-- INPUT FOR THIS TASK start --

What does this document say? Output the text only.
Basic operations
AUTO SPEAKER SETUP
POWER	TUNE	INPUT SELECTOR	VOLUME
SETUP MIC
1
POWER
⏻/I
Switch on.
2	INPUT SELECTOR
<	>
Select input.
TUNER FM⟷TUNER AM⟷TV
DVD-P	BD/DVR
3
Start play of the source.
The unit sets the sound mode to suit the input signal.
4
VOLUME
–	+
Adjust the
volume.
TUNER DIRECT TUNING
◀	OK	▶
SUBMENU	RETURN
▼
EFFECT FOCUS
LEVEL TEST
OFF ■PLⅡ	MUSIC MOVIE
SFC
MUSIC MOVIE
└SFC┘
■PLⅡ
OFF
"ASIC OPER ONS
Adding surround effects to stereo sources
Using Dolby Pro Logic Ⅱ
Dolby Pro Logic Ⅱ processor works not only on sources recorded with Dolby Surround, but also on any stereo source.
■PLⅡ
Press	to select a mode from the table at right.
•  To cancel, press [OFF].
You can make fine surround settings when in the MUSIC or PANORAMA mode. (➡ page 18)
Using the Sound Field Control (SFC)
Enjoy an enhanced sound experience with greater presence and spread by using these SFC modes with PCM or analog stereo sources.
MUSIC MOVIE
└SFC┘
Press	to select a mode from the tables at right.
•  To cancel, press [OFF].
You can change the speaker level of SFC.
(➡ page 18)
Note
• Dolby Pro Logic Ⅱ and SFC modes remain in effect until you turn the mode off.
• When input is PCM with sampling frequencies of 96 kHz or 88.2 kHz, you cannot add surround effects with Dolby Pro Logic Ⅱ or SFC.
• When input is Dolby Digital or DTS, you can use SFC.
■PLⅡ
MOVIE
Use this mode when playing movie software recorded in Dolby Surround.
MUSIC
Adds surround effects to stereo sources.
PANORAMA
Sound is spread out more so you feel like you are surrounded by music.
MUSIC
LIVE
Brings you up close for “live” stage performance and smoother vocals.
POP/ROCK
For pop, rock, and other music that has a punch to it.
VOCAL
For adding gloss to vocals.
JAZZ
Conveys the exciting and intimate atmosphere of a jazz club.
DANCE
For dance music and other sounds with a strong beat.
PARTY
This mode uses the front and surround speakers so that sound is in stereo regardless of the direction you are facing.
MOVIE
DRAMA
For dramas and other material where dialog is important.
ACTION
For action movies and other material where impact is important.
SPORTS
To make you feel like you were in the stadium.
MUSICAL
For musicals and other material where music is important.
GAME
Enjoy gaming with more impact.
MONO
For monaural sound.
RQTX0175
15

-- INPUT FOR THIS TASK end --

# YOUR TASK:
Pull out every line of the records above that contains the word "modes".

# COMPLETED TASK:
Enjoy an enhanced sound experience with greater presence and spread by using these SFC modes with PCM or analog stereo sources.
• Dolby Pro Logic Ⅱ and SFC modes remain in effect until you turn the mode off.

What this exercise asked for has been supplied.